Excerpted data:
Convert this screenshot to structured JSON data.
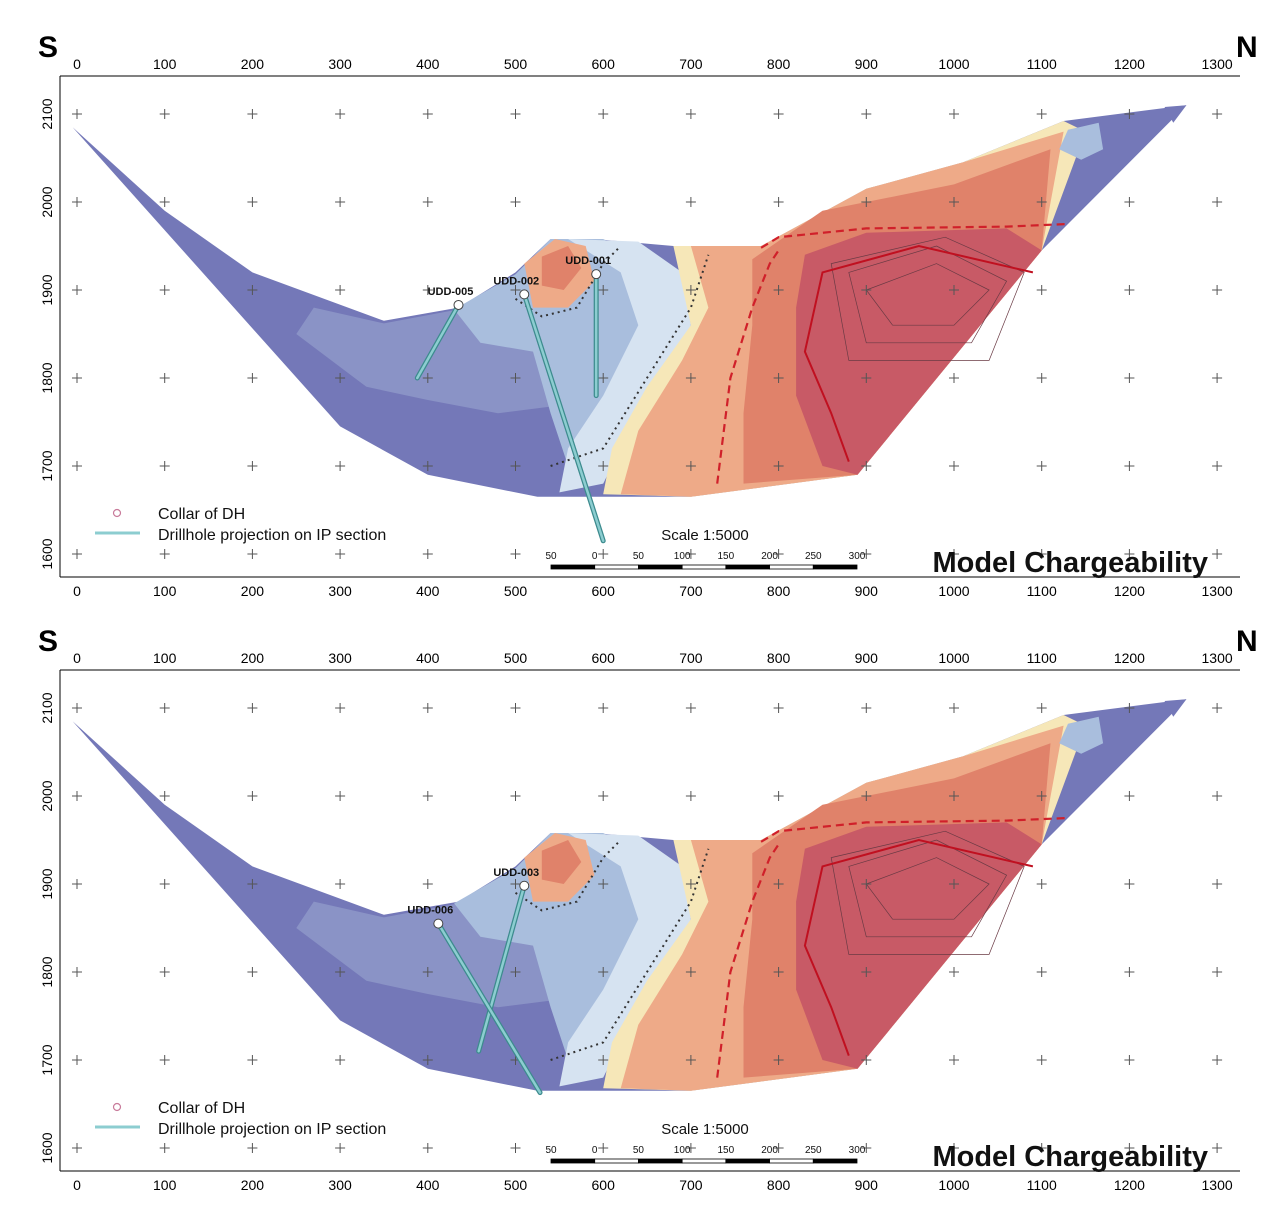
{
  "panels": [
    {
      "id": "top",
      "south_label": "S",
      "north_label": "N",
      "x_ticks": [
        "0",
        "100",
        "200",
        "300",
        "400",
        "500",
        "600",
        "700",
        "800",
        "900",
        "1000",
        "1100",
        "1200",
        "1300"
      ],
      "y_ticks": [
        "2100",
        "2000",
        "1900",
        "1800",
        "1700",
        "1600"
      ],
      "title": "Model Chargeability",
      "scale_text": "Scale 1:5000",
      "scale_ticks": [
        "50",
        "0",
        "50",
        "100",
        "150",
        "200",
        "250",
        "300"
      ],
      "legend": {
        "collar": "Collar of DH",
        "projection": "Drillhole projection on IP section"
      },
      "drillholes": [
        {
          "label": "UDD-005",
          "collar": [
            435,
            1883
          ],
          "end": [
            388,
            1800
          ]
        },
        {
          "label": "UDD-002",
          "collar": [
            510,
            1895
          ],
          "end": [
            600,
            1615
          ]
        },
        {
          "label": "UDD-001",
          "collar": [
            592,
            1918
          ],
          "end": [
            592,
            1780
          ]
        }
      ]
    },
    {
      "id": "bottom",
      "south_label": "S",
      "north_label": "N",
      "x_ticks": [
        "0",
        "100",
        "200",
        "300",
        "400",
        "500",
        "600",
        "700",
        "800",
        "900",
        "1000",
        "1100",
        "1200",
        "1300"
      ],
      "y_ticks": [
        "2100",
        "2000",
        "1900",
        "1800",
        "1700",
        "1600"
      ],
      "title": "Model Chargeability",
      "scale_text": "Scale 1:5000",
      "scale_ticks": [
        "50",
        "0",
        "50",
        "100",
        "150",
        "200",
        "250",
        "300"
      ],
      "legend": {
        "collar": "Collar of DH",
        "projection": "Drillhole projection on IP section"
      },
      "drillholes": [
        {
          "label": "UDD-003",
          "collar": [
            510,
            1898
          ],
          "end": [
            458,
            1710
          ]
        },
        {
          "label": "UDD-006",
          "collar": [
            412,
            1855
          ],
          "end": [
            528,
            1663
          ]
        }
      ]
    }
  ],
  "colors": {
    "low": "#7478b8",
    "low2": "#8d96c8",
    "mid_blue": "#a9bedd",
    "pale_blue": "#d6e3f1",
    "pale_yellow": "#f6e7b8",
    "orange": "#eeaa88",
    "red_orange": "#e0826a",
    "high": "#c85a66",
    "drillhole": "#8ccdd0"
  }
}
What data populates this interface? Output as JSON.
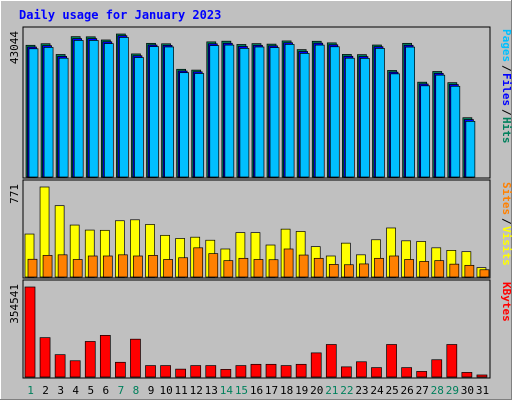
{
  "chart_data": {
    "type": "bar",
    "title": "Daily usage for January 2023",
    "days": [
      "1",
      "2",
      "3",
      "4",
      "5",
      "6",
      "7",
      "8",
      "9",
      "10",
      "11",
      "12",
      "13",
      "14",
      "15",
      "16",
      "17",
      "18",
      "19",
      "20",
      "21",
      "22",
      "23",
      "24",
      "25",
      "26",
      "27",
      "28",
      "29",
      "30",
      "31"
    ],
    "weekend_days": [
      "1",
      "7",
      "8",
      "14",
      "15",
      "21",
      "22",
      "28",
      "29"
    ],
    "panels": [
      {
        "id": "hits-files-pages",
        "ymax_label": "43044",
        "ymax": 43044,
        "right_labels": [
          "Pages",
          "Files",
          "Hits"
        ],
        "series": [
          {
            "name": "Hits",
            "color": "#00805c",
            "values": [
              39650,
              40120,
              36880,
              42250,
              42200,
              41250,
              43044,
              37050,
              40240,
              40100,
              32420,
              32180,
              40680,
              40880,
              39900,
              40150,
              40000,
              40960,
              38350,
              40860,
              40380,
              36900,
              36840,
              39730,
              32080,
              40240,
              28540,
              31760,
              28400,
              17850,
              0
            ]
          },
          {
            "name": "Files",
            "color": "#0000ff",
            "values": [
              39120,
              39540,
              36300,
              41650,
              41650,
              40700,
              42530,
              36500,
              39730,
              39630,
              31900,
              31660,
              40100,
              40250,
              39300,
              39640,
              39470,
              40400,
              37770,
              40280,
              39800,
              36330,
              36250,
              39220,
              31560,
              39650,
              28000,
              31200,
              27850,
              17300,
              0
            ]
          },
          {
            "name": "Pages",
            "color": "#00bfff",
            "values": [
              38600,
              39000,
              35750,
              41100,
              41100,
              40150,
              42000,
              35950,
              39250,
              39140,
              31400,
              31150,
              39550,
              39700,
              38700,
              39130,
              38950,
              39900,
              37200,
              39700,
              39200,
              35750,
              35700,
              38700,
              31050,
              39100,
              27450,
              30650,
              27300,
              16750,
              0
            ]
          }
        ]
      },
      {
        "id": "visits-sites",
        "ymax_label": "771",
        "ymax": 771,
        "right_labels": [
          "Sites",
          "Visits"
        ],
        "series": [
          {
            "name": "Visits",
            "color": "#ffff00",
            "values": [
              368,
              771,
              611,
              445,
              402,
              400,
              482,
              490,
              450,
              357,
              330,
              341,
              315,
              240,
              380,
              380,
              274,
              410,
              390,
              260,
              180,
              290,
              190,
              319,
              420,
              310,
              304,
              250,
              228,
              217,
              80
            ]
          },
          {
            "name": "Sites",
            "color": "#ff8000",
            "values": [
              152,
              185,
              190,
              150,
              180,
              180,
              190,
              180,
              185,
              150,
              165,
              250,
              200,
              140,
              160,
              150,
              148,
              240,
              188,
              160,
              108,
              105,
              112,
              160,
              180,
              150,
              133,
              140,
              110,
              100,
              62
            ]
          }
        ]
      },
      {
        "id": "kbytes",
        "ymax_label": "354541",
        "ymax": 354541,
        "right_labels": [
          "KBytes"
        ],
        "series": [
          {
            "name": "KBytes",
            "color": "#ff0000",
            "values": [
              354541,
              155000,
              88000,
              64000,
              140000,
              164000,
              58000,
              149000,
              45000,
              45000,
              31000,
              45000,
              45000,
              30000,
              45000,
              50000,
              50000,
              45000,
              50000,
              95000,
              128000,
              40000,
              60000,
              37000,
              128000,
              37000,
              22000,
              68000,
              128000,
              18000,
              8000
            ]
          }
        ]
      }
    ]
  }
}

Exercise objective: Reproduce every line of the material precisely, omitting its pictures.

Response below:
Convert this screenshot to structured JSON data.
{
  "panels": [
    {
      "id": "top",
      "south_label": "S",
      "north_label": "N",
      "x_ticks": [
        "0",
        "100",
        "200",
        "300",
        "400",
        "500",
        "600",
        "700",
        "800",
        "900",
        "1000",
        "1100",
        "1200",
        "1300"
      ],
      "y_ticks": [
        "2100",
        "2000",
        "1900",
        "1800",
        "1700",
        "1600"
      ],
      "title": "Model Chargeability",
      "scale_text": "Scale 1:5000",
      "scale_ticks": [
        "50",
        "0",
        "50",
        "100",
        "150",
        "200",
        "250",
        "300"
      ],
      "legend": {
        "collar": "Collar of DH",
        "projection": "Drillhole projection on IP section"
      },
      "drillholes": [
        {
          "label": "UDD-005",
          "collar": [
            435,
            1883
          ],
          "end": [
            388,
            1800
          ]
        },
        {
          "label": "UDD-002",
          "collar": [
            510,
            1895
          ],
          "end": [
            600,
            1615
          ]
        },
        {
          "label": "UDD-001",
          "collar": [
            592,
            1918
          ],
          "end": [
            592,
            1780
          ]
        }
      ]
    },
    {
      "id": "bottom",
      "south_label": "S",
      "north_label": "N",
      "x_ticks": [
        "0",
        "100",
        "200",
        "300",
        "400",
        "500",
        "600",
        "700",
        "800",
        "900",
        "1000",
        "1100",
        "1200",
        "1300"
      ],
      "y_ticks": [
        "2100",
        "2000",
        "1900",
        "1800",
        "1700",
        "1600"
      ],
      "title": "Model Chargeability",
      "scale_text": "Scale 1:5000",
      "scale_ticks": [
        "50",
        "0",
        "50",
        "100",
        "150",
        "200",
        "250",
        "300"
      ],
      "legend": {
        "collar": "Collar of DH",
        "projection": "Drillhole projection on IP section"
      },
      "drillholes": [
        {
          "label": "UDD-003",
          "collar": [
            510,
            1898
          ],
          "end": [
            458,
            1710
          ]
        },
        {
          "label": "UDD-006",
          "collar": [
            412,
            1855
          ],
          "end": [
            528,
            1663
          ]
        }
      ]
    }
  ],
  "colors": {
    "low": "#7478b8",
    "low2": "#8d96c8",
    "mid_blue": "#a9bedd",
    "pale_blue": "#d6e3f1",
    "pale_yellow": "#f6e7b8",
    "orange": "#eeaa88",
    "red_orange": "#e0826a",
    "high": "#c85a66",
    "drillhole": "#8ccdd0"
  }
}
What data populates this interface? Output as JSON.
{
  "chart_data": {
    "type": "bar",
    "title": "Daily usage for January 2023",
    "days": [
      "1",
      "2",
      "3",
      "4",
      "5",
      "6",
      "7",
      "8",
      "9",
      "10",
      "11",
      "12",
      "13",
      "14",
      "15",
      "16",
      "17",
      "18",
      "19",
      "20",
      "21",
      "22",
      "23",
      "24",
      "25",
      "26",
      "27",
      "28",
      "29",
      "30",
      "31"
    ],
    "weekend_days": [
      "1",
      "7",
      "8",
      "14",
      "15",
      "21",
      "22",
      "28",
      "29"
    ],
    "panels": [
      {
        "id": "hits-files-pages",
        "ymax_label": "43044",
        "ymax": 43044,
        "right_labels": [
          "Pages",
          "Files",
          "Hits"
        ],
        "series": [
          {
            "name": "Hits",
            "color": "#00805c",
            "values": [
              39650,
              40120,
              36880,
              42250,
              42200,
              41250,
              43044,
              37050,
              40240,
              40100,
              32420,
              32180,
              40680,
              40880,
              39900,
              40150,
              40000,
              40960,
              38350,
              40860,
              40380,
              36900,
              36840,
              39730,
              32080,
              40240,
              28540,
              31760,
              28400,
              17850,
              0
            ]
          },
          {
            "name": "Files",
            "color": "#0000ff",
            "values": [
              39120,
              39540,
              36300,
              41650,
              41650,
              40700,
              42530,
              36500,
              39730,
              39630,
              31900,
              31660,
              40100,
              40250,
              39300,
              39640,
              39470,
              40400,
              37770,
              40280,
              39800,
              36330,
              36250,
              39220,
              31560,
              39650,
              28000,
              31200,
              27850,
              17300,
              0
            ]
          },
          {
            "name": "Pages",
            "color": "#00bfff",
            "values": [
              38600,
              39000,
              35750,
              41100,
              41100,
              40150,
              42000,
              35950,
              39250,
              39140,
              31400,
              31150,
              39550,
              39700,
              38700,
              39130,
              38950,
              39900,
              37200,
              39700,
              39200,
              35750,
              35700,
              38700,
              31050,
              39100,
              27450,
              30650,
              27300,
              16750,
              0
            ]
          }
        ]
      },
      {
        "id": "visits-sites",
        "ymax_label": "771",
        "ymax": 771,
        "right_labels": [
          "Sites",
          "Visits"
        ],
        "series": [
          {
            "name": "Visits",
            "color": "#ffff00",
            "values": [
              368,
              771,
              611,
              445,
              402,
              400,
              482,
              490,
              450,
              357,
              330,
              341,
              315,
              240,
              380,
              380,
              274,
              410,
              390,
              260,
              180,
              290,
              190,
              319,
              420,
              310,
              304,
              250,
              228,
              217,
              80
            ]
          },
          {
            "name": "Sites",
            "color": "#ff8000",
            "values": [
              152,
              185,
              190,
              150,
              180,
              180,
              190,
              180,
              185,
              150,
              165,
              250,
              200,
              140,
              160,
              150,
              148,
              240,
              188,
              160,
              108,
              105,
              112,
              160,
              180,
              150,
              133,
              140,
              110,
              100,
              62
            ]
          }
        ]
      },
      {
        "id": "kbytes",
        "ymax_label": "354541",
        "ymax": 354541,
        "right_labels": [
          "KBytes"
        ],
        "series": [
          {
            "name": "KBytes",
            "color": "#ff0000",
            "values": [
              354541,
              155000,
              88000,
              64000,
              140000,
              164000,
              58000,
              149000,
              45000,
              45000,
              31000,
              45000,
              45000,
              30000,
              45000,
              50000,
              50000,
              45000,
              50000,
              95000,
              128000,
              40000,
              60000,
              37000,
              128000,
              37000,
              22000,
              68000,
              128000,
              18000,
              8000
            ]
          }
        ]
      }
    ]
  }
}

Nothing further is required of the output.